** START **
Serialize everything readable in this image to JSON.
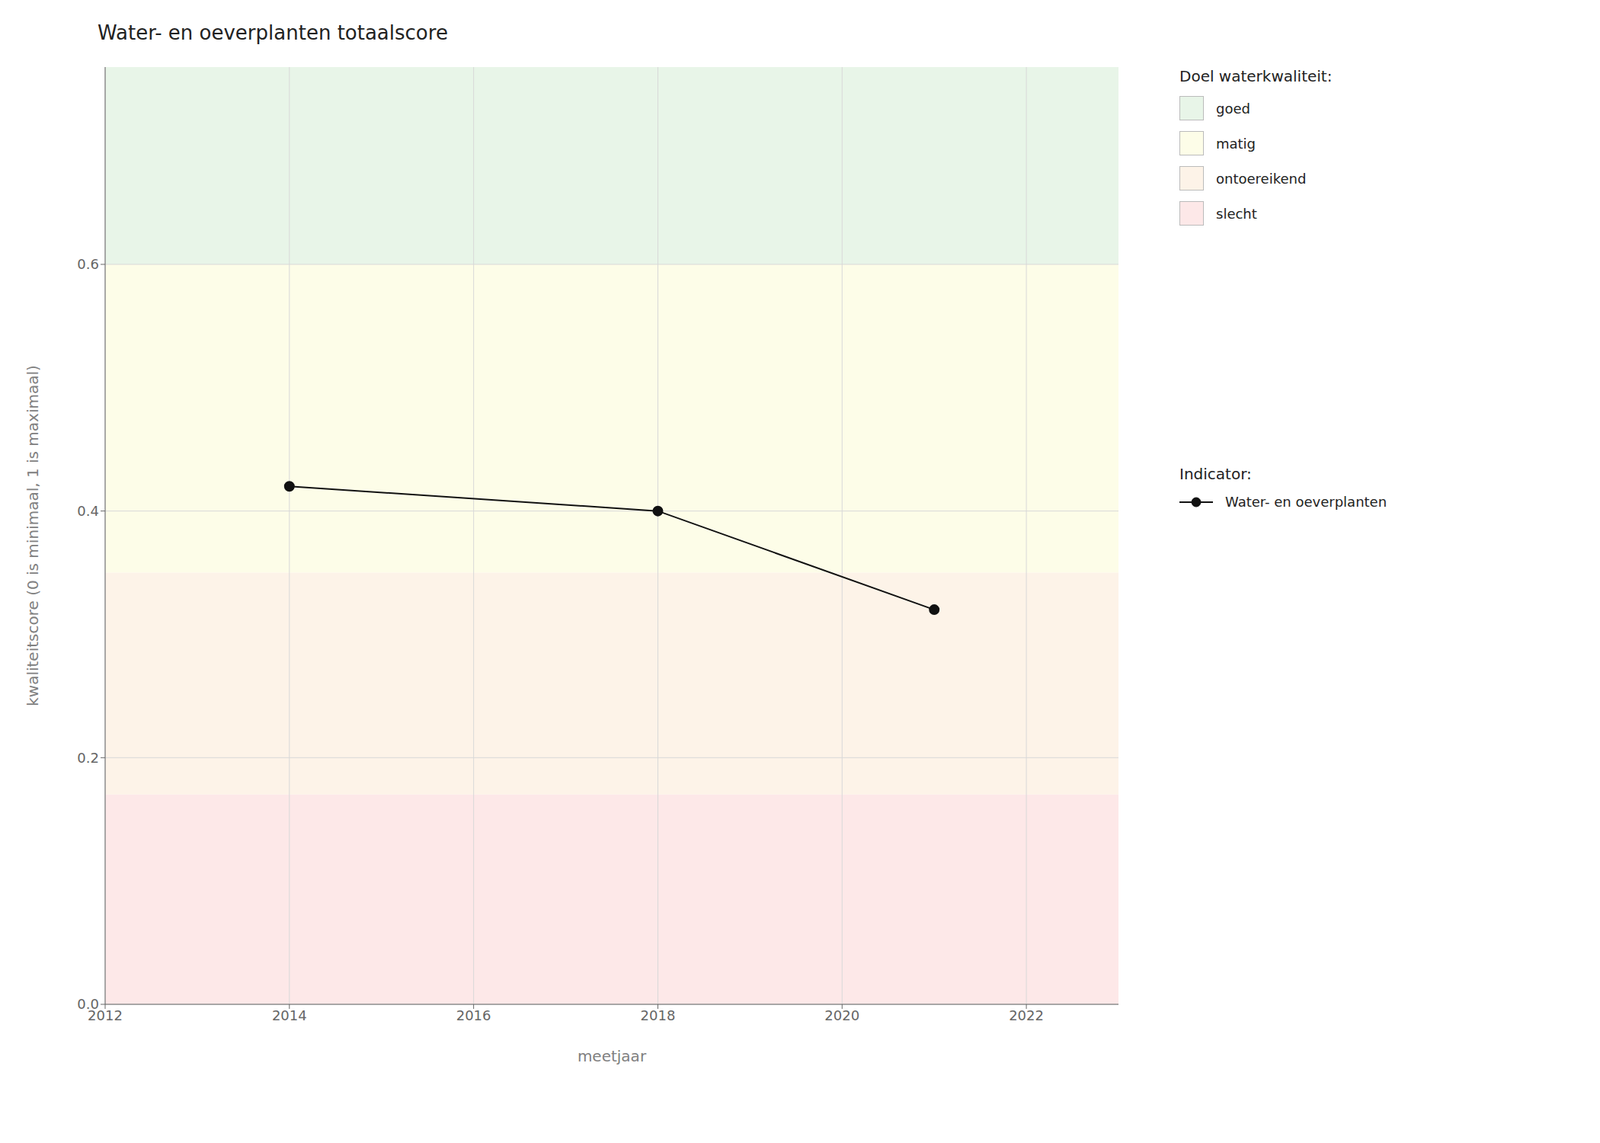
{
  "chart_data": {
    "type": "line",
    "title": "Water- en oeverplanten totaalscore",
    "xlabel": "meetjaar",
    "ylabel": "kwaliteitscore (0 is minimaal, 1 is maximaal)",
    "x": [
      2014,
      2018,
      2021
    ],
    "series": [
      {
        "name": "Water- en oeverplanten",
        "color": "#111111",
        "marker": "circle",
        "values": [
          0.42,
          0.4,
          0.32
        ]
      }
    ],
    "xlim": [
      2012,
      2023
    ],
    "ylim": [
      0.0,
      0.76
    ],
    "xticks": [
      2012,
      2014,
      2016,
      2018,
      2020,
      2022
    ],
    "yticks": [
      {
        "value": 0.0,
        "label": "0.0"
      },
      0.2,
      0.4,
      0.6
    ],
    "grid": true,
    "zones_title": "Doel waterkwaliteit:",
    "zones": [
      {
        "label": "goed",
        "ymin": 0.6,
        "ymax": 0.76,
        "color": "#e8f5e8"
      },
      {
        "label": "matig",
        "ymin": 0.35,
        "ymax": 0.6,
        "color": "#fdfde8"
      },
      {
        "label": "ontoereikend",
        "ymin": 0.17,
        "ymax": 0.35,
        "color": "#fdf3e8"
      },
      {
        "label": "slecht",
        "ymin": 0.0,
        "ymax": 0.17,
        "color": "#fde8e8"
      }
    ],
    "series_title": "Indicator:"
  }
}
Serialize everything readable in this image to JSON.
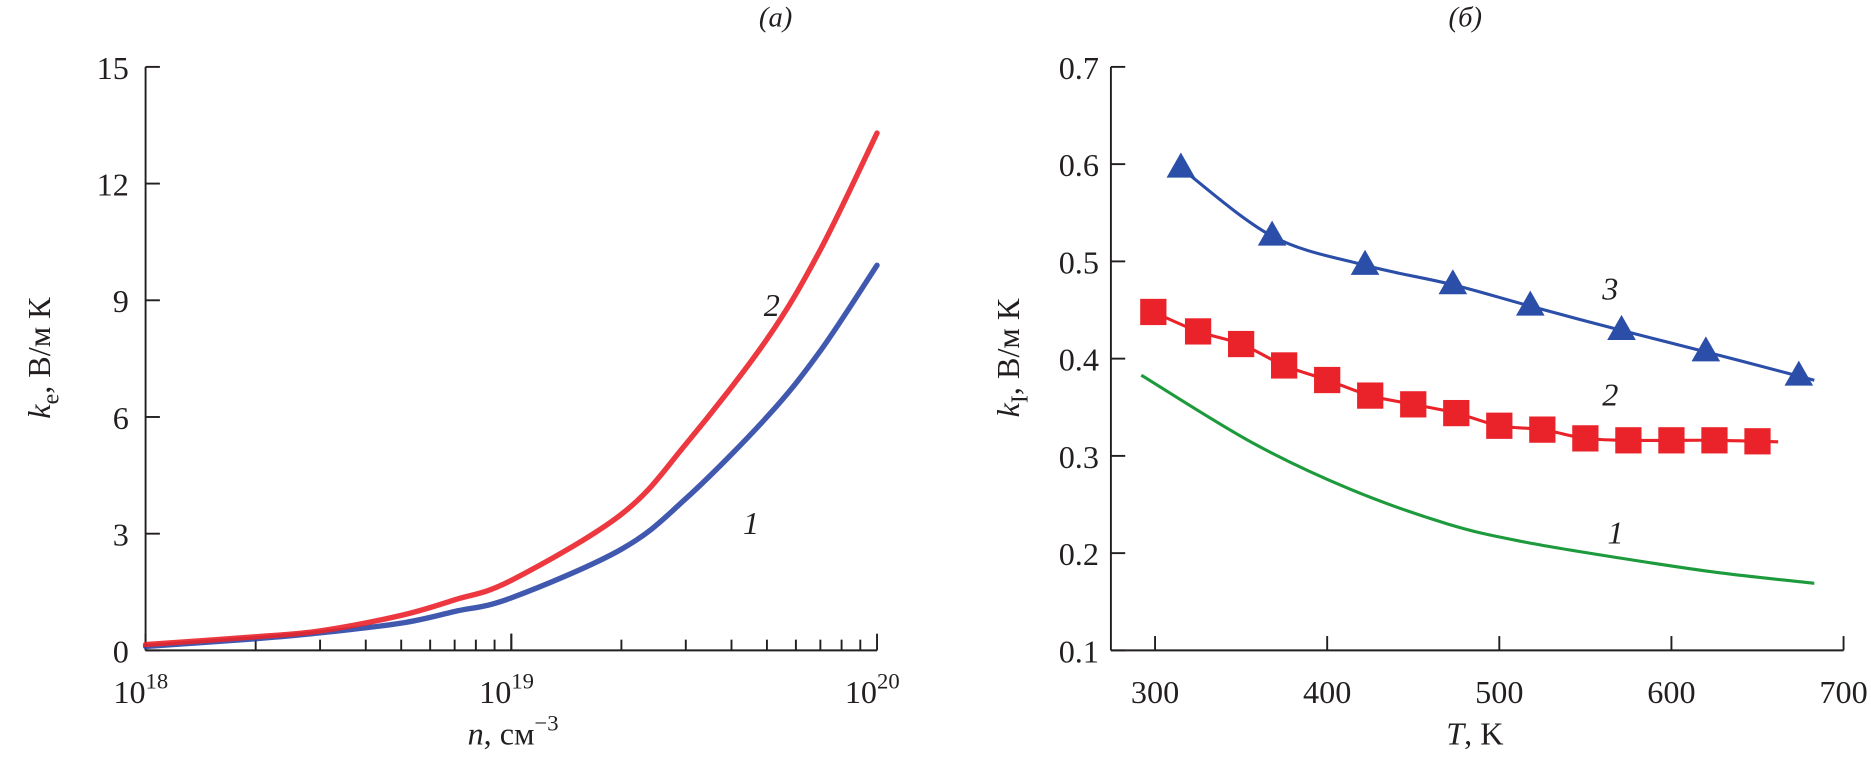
** END **
Problem to solve:
Repeat all the records above exactly, leaving out any pictures.

Solution:
Serialize everything readable in this image to JSON.
{
  "chart_data": {
    "type": "line",
    "title": "Water- en oeverplanten totaalscore",
    "xlabel": "meetjaar",
    "ylabel": "kwaliteitscore (0 is minimaal, 1 is maximaal)",
    "x": [
      2014,
      2018,
      2021
    ],
    "series": [
      {
        "name": "Water- en oeverplanten",
        "color": "#111111",
        "marker": "circle",
        "values": [
          0.42,
          0.4,
          0.32
        ]
      }
    ],
    "xlim": [
      2012,
      2023
    ],
    "ylim": [
      0.0,
      0.76
    ],
    "xticks": [
      2012,
      2014,
      2016,
      2018,
      2020,
      2022
    ],
    "yticks": [
      {
        "value": 0.0,
        "label": "0.0"
      },
      0.2,
      0.4,
      0.6
    ],
    "grid": true,
    "zones_title": "Doel waterkwaliteit:",
    "zones": [
      {
        "label": "goed",
        "ymin": 0.6,
        "ymax": 0.76,
        "color": "#e8f5e8"
      },
      {
        "label": "matig",
        "ymin": 0.35,
        "ymax": 0.6,
        "color": "#fdfde8"
      },
      {
        "label": "ontoereikend",
        "ymin": 0.17,
        "ymax": 0.35,
        "color": "#fdf3e8"
      },
      {
        "label": "slecht",
        "ymin": 0.0,
        "ymax": 0.17,
        "color": "#fde8e8"
      }
    ],
    "series_title": "Indicator:"
  }
}
Serialize everything readable in this image to JSON.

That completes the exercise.